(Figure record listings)
────
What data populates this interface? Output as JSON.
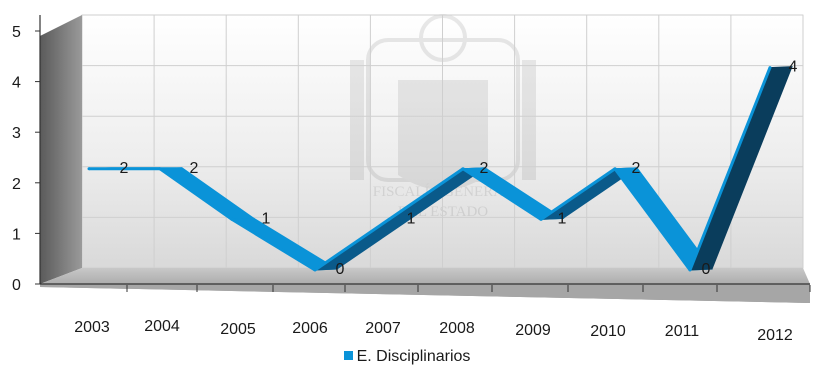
{
  "chart_data": {
    "type": "line",
    "style": "3d-ribbon",
    "categories": [
      "2003",
      "2004",
      "2005",
      "2006",
      "2007",
      "2008",
      "2009",
      "2010",
      "2011",
      "2012"
    ],
    "series": [
      {
        "name": "E. Disciplinarios",
        "values": [
          2,
          2,
          1,
          0,
          1,
          2,
          1,
          2,
          0,
          4
        ],
        "color": "#0a93d8"
      }
    ],
    "data_labels": [
      "2",
      "2",
      "1",
      "0",
      "1",
      "2",
      "1",
      "2",
      "0",
      "4"
    ],
    "ylim": [
      0,
      5
    ],
    "yticks": [
      "0",
      "1",
      "2",
      "3",
      "4",
      "5"
    ],
    "grid": true,
    "legend_position": "bottom",
    "watermark_text": "FISCALÍA GENERAL DEL ESTADO",
    "colors": {
      "ribbon_top": "#0a93d8",
      "ribbon_side": "#0a5a8a",
      "ribbon_dark": "#0a3d5c",
      "wall": "#7a7a7a",
      "floor": "#9a9a9a",
      "plot_bg": "#f2f2f2"
    }
  }
}
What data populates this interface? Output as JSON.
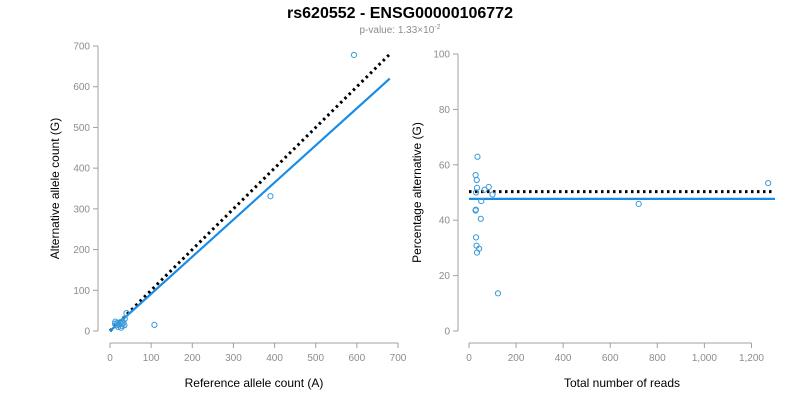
────
Directions for this task.
Extract the entries in full, exactly as they are, minus the pictures.

Result of this task.
What data populates this interface? Output as JSON.
{
  "chart_data": {
    "type": "line",
    "style": "3d-ribbon",
    "categories": [
      "2003",
      "2004",
      "2005",
      "2006",
      "2007",
      "2008",
      "2009",
      "2010",
      "2011",
      "2012"
    ],
    "series": [
      {
        "name": "E. Disciplinarios",
        "values": [
          2,
          2,
          1,
          0,
          1,
          2,
          1,
          2,
          0,
          4
        ],
        "color": "#0a93d8"
      }
    ],
    "data_labels": [
      "2",
      "2",
      "1",
      "0",
      "1",
      "2",
      "1",
      "2",
      "0",
      "4"
    ],
    "ylim": [
      0,
      5
    ],
    "yticks": [
      "0",
      "1",
      "2",
      "3",
      "4",
      "5"
    ],
    "grid": true,
    "legend_position": "bottom",
    "watermark_text": "FISCALÍA GENERAL DEL ESTADO",
    "colors": {
      "ribbon_top": "#0a93d8",
      "ribbon_side": "#0a5a8a",
      "ribbon_dark": "#0a3d5c",
      "wall": "#7a7a7a",
      "floor": "#9a9a9a",
      "plot_bg": "#f2f2f2"
    }
  }
}
What data populates this interface? Output as JSON.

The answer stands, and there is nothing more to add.